[start]
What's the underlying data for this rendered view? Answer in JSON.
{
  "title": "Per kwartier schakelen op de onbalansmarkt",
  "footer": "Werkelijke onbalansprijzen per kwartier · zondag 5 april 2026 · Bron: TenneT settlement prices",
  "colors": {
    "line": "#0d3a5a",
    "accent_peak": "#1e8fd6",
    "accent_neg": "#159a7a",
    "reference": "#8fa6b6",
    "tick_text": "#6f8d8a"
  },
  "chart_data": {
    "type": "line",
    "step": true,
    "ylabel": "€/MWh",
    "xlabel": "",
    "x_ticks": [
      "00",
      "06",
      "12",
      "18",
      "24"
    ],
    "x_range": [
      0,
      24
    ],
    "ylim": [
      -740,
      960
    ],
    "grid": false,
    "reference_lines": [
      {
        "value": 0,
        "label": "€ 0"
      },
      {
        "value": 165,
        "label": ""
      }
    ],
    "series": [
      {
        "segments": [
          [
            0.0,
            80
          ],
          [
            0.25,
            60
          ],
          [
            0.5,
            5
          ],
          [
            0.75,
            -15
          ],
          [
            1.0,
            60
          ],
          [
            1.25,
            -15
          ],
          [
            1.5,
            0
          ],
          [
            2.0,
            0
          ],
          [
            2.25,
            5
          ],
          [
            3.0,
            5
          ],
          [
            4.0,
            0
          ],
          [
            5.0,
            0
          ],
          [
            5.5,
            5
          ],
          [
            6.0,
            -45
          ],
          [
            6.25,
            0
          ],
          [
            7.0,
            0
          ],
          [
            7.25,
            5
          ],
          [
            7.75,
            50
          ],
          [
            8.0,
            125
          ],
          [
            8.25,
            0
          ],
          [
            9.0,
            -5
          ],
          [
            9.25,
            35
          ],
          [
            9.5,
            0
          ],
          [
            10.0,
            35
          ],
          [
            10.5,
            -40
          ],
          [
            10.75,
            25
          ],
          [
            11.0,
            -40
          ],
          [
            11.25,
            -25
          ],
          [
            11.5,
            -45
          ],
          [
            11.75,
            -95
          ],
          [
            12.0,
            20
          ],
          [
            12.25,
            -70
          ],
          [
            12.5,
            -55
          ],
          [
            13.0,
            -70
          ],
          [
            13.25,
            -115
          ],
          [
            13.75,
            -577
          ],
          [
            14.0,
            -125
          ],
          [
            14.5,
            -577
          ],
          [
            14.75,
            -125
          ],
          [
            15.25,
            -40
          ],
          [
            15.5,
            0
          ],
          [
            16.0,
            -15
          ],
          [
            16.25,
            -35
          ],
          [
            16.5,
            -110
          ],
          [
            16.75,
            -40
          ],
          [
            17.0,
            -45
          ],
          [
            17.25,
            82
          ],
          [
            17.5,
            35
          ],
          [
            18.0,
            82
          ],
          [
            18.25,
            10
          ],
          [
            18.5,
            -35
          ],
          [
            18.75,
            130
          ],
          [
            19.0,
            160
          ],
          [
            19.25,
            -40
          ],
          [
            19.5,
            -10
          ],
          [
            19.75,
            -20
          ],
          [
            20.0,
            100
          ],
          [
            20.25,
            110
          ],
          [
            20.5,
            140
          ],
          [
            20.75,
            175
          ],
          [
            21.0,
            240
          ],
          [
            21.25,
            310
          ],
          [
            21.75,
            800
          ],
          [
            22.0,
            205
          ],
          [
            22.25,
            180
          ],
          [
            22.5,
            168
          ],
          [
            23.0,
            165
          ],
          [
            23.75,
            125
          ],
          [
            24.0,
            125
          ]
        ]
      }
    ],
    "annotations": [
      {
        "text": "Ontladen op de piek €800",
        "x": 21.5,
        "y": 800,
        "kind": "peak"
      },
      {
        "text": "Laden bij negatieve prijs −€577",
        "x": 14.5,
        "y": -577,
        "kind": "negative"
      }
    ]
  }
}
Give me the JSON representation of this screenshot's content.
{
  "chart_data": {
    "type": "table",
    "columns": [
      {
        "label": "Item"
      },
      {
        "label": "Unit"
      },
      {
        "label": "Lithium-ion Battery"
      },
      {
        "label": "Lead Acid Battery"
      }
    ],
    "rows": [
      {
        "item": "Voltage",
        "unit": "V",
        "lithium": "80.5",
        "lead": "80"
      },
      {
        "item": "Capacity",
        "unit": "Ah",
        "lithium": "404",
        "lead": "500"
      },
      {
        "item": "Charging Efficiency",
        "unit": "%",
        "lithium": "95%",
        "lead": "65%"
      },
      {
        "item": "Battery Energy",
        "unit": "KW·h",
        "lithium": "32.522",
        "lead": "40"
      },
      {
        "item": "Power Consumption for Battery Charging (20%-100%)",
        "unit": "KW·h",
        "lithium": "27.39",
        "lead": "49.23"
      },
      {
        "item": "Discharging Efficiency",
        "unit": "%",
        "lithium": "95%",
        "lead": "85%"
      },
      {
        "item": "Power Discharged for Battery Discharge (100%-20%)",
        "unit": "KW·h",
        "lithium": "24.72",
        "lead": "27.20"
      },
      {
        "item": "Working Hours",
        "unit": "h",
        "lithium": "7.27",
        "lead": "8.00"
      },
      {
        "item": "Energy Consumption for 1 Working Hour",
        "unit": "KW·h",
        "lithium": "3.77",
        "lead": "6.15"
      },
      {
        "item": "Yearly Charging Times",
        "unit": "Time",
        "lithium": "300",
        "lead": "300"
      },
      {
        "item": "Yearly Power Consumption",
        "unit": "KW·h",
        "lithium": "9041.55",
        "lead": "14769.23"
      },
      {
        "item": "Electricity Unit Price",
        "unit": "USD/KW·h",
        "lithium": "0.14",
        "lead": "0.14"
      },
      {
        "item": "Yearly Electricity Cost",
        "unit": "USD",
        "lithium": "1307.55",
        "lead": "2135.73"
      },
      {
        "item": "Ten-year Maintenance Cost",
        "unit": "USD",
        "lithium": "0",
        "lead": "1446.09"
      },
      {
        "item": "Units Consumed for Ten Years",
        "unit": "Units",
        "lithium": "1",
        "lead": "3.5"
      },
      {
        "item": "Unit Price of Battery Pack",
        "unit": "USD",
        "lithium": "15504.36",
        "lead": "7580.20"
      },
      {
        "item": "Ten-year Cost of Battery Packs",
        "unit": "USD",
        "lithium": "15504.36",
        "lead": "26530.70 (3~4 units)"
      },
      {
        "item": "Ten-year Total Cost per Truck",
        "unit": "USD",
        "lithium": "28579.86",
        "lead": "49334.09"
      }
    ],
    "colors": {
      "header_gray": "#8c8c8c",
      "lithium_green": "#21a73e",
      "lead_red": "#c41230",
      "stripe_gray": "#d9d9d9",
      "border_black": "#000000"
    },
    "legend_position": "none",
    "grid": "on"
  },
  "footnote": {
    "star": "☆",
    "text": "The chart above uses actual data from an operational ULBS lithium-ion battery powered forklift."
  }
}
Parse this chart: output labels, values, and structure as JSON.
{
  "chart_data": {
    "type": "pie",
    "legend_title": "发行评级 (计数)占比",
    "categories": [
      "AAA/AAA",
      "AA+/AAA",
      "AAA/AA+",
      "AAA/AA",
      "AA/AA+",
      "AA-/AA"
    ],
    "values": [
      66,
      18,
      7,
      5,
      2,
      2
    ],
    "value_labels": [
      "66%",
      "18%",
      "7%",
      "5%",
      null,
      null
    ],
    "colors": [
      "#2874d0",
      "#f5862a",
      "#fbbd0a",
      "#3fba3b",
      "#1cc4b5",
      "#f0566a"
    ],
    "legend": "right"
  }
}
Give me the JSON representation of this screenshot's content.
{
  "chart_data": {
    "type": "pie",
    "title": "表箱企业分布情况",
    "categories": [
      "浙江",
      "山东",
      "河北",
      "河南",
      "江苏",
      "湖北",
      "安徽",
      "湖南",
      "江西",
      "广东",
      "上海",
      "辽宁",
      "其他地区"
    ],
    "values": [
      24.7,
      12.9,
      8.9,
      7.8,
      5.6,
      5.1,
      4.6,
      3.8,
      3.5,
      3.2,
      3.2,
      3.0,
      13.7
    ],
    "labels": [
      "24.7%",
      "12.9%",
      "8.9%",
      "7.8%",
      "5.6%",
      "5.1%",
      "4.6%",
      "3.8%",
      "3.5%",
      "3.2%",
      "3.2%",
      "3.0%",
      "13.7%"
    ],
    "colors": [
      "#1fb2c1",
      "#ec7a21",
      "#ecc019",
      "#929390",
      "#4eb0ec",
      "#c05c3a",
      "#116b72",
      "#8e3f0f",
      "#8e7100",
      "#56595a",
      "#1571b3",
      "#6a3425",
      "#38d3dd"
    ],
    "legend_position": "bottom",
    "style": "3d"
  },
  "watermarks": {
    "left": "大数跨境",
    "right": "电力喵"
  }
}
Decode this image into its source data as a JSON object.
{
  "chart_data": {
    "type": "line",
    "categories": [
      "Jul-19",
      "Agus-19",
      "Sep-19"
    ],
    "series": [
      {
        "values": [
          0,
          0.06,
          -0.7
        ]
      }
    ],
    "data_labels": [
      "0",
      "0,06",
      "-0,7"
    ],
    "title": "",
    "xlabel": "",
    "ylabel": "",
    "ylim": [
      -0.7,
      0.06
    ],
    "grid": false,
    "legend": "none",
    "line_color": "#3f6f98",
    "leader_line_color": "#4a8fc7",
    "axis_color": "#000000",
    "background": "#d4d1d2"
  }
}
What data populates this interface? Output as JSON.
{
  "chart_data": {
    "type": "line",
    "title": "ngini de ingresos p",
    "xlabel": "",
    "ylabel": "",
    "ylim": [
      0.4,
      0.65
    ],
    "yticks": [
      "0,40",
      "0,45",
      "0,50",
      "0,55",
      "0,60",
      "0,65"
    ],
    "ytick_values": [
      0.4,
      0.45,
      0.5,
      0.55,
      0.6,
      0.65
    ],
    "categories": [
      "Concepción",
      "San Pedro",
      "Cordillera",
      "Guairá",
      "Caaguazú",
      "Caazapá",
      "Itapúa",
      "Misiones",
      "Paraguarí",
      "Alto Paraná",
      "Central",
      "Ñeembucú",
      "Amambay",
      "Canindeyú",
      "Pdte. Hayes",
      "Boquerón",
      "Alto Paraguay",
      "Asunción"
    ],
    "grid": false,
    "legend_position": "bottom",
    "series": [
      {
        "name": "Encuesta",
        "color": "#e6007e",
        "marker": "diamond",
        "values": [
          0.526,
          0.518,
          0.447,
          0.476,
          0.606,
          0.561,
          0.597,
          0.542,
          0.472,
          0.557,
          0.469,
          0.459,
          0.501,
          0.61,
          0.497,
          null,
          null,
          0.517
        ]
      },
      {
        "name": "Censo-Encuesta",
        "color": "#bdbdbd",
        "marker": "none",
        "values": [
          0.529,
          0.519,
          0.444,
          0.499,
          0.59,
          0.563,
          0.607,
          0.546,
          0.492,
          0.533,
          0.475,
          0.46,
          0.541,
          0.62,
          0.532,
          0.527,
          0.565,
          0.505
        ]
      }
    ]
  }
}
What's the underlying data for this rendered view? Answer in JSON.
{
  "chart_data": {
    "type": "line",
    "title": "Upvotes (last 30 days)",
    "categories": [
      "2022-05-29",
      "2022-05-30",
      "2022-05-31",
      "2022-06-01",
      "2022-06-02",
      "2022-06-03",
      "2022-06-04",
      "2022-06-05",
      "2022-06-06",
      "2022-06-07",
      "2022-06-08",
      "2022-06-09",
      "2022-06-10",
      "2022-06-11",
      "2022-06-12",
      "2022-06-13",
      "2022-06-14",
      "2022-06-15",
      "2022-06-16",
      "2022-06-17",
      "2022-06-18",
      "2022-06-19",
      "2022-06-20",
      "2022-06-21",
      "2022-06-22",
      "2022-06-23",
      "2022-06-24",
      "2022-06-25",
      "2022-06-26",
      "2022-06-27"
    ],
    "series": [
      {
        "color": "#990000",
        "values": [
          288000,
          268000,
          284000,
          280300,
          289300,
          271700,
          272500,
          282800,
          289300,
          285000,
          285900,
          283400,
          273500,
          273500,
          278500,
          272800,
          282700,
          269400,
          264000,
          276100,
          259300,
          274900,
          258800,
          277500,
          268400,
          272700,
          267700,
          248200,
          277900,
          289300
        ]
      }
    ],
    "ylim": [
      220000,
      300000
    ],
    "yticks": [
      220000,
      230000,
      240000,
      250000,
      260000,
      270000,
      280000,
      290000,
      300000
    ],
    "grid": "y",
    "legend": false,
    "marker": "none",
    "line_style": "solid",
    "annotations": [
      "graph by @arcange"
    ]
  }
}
[end]
- Goal of the exercise
From the data above, pick out each line containing "none" and copy it.

- Answer to this task
    "legend_position": "none",
    "legend": "none",
        "marker": "none",
    "marker": "none",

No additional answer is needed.